Quote the whole listing verbatim.

=== RECORDS FOR PROCESSING ===
----------------

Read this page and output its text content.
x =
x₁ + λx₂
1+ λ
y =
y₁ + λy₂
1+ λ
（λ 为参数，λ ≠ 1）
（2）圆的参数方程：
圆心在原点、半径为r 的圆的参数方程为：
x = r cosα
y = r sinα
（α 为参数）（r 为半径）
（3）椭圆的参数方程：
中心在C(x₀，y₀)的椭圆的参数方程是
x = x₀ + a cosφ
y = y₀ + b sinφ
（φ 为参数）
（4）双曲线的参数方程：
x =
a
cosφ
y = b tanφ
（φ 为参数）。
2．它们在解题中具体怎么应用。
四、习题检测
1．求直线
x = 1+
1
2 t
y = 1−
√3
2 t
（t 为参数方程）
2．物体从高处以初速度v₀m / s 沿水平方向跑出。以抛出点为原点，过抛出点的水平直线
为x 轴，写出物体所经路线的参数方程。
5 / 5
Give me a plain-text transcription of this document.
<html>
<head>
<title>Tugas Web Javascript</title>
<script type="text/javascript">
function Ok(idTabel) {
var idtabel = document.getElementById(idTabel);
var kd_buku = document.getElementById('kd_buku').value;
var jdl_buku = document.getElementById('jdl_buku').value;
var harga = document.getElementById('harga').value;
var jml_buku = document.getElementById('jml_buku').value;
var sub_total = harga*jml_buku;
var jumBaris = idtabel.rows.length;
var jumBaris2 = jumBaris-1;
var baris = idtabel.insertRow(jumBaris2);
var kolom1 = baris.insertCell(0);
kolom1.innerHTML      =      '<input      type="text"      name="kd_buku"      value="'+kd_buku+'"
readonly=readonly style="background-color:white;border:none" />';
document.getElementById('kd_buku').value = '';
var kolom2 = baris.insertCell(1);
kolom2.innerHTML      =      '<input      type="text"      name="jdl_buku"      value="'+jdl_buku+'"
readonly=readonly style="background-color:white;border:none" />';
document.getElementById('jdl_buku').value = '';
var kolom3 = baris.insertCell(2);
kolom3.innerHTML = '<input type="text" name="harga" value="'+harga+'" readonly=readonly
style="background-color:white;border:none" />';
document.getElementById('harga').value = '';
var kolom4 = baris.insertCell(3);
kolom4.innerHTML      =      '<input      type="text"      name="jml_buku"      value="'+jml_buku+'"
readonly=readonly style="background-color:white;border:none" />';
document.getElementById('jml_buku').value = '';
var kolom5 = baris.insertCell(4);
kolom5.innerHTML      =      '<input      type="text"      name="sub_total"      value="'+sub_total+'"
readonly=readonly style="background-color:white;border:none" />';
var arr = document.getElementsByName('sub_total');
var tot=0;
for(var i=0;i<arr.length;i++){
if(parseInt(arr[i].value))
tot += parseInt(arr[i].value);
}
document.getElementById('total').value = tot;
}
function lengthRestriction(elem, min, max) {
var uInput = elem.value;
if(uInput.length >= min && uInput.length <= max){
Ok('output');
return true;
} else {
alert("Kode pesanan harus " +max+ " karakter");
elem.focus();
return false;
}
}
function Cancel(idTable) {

----------------

=== THE RESPONSE ===
Read this page and output its text content.
x =
x₁ + λx₂
1+ λ
y =
y₁ + λy₂
1+ λ
（λ 为参数，λ ≠ 1）
（2）圆的参数方程：
圆心在原点、半径为r 的圆的参数方程为：
x = r cosα
y = r sinα
（α 为参数）（r 为半径）
（3）椭圆的参数方程：
中心在C(x₀，y₀)的椭圆的参数方程是
x = x₀ + a cosφ
y = y₀ + b sinφ
（φ 为参数）
（4）双曲线的参数方程：
x =
a
cosφ
y = b tanφ
（φ 为参数）。
2．它们在解题中具体怎么应用。
四、习题检测
1．求直线
x = 1+
1
2 t
y = 1−
√3
2 t
（t 为参数方程）
2．物体从高处以初速度v₀m / s 沿水平方向跑出。以抛出点为原点，过抛出点的水平直线
为x 轴，写出物体所经路线的参数方程。
5 / 5
Give me a plain-text transcription of this document.
<html>
<head>
<title>Tugas Web Javascript</title>
<script type="text/javascript">
function Ok(idTabel) {
var idtabel = document.getElementById(idTabel);
var kd_buku = document.getElementById('kd_buku').value;
var jdl_buku = document.getElementById('jdl_buku').value;
var harga = document.getElementById('harga').value;
var jml_buku = document.getElementById('jml_buku').value;
var sub_total = harga*jml_buku;
var jumBaris = idtabel.rows.length;
var jumBaris2 = jumBaris-1;
var baris = idtabel.insertRow(jumBaris2);
var kolom1 = baris.insertCell(0);
kolom1.innerHTML      =      '<input      type="text"      name="kd_buku"      value="'+kd_buku+'"
readonly=readonly style="background-color:white;border:none" />';
document.getElementById('kd_buku').value = '';
var kolom2 = baris.insertCell(1);
kolom2.innerHTML      =      '<input      type="text"      name="jdl_buku"      value="'+jdl_buku+'"
readonly=readonly style="background-color:white;border:none" />';
document.getElementById('jdl_buku').value = '';
var kolom3 = baris.insertCell(2);
kolom3.innerHTML = '<input type="text" name="harga" value="'+harga+'" readonly=readonly
style="background-color:white;border:none" />';
document.getElementById('harga').value = '';
var kolom4 = baris.insertCell(3);
kolom4.innerHTML      =      '<input      type="text"      name="jml_buku"      value="'+jml_buku+'"
readonly=readonly style="background-color:white;border:none" />';
document.getElementById('jml_buku').value = '';
var kolom5 = baris.insertCell(4);
kolom5.innerHTML      =      '<input      type="text"      name="sub_total"      value="'+sub_total+'"
readonly=readonly style="background-color:white;border:none" />';
var arr = document.getElementsByName('sub_total');
var tot=0;
for(var i=0;i<arr.length;i++){
if(parseInt(arr[i].value))
tot += parseInt(arr[i].value);
}
document.getElementById('total').value = tot;
}
function lengthRestriction(elem, min, max) {
var uInput = elem.value;
if(uInput.length >= min && uInput.length <= max){
Ok('output');
return true;
} else {
alert("Kode pesanan harus " +max+ " karakter");
elem.focus();
return false;
}
}
function Cancel(idTable) {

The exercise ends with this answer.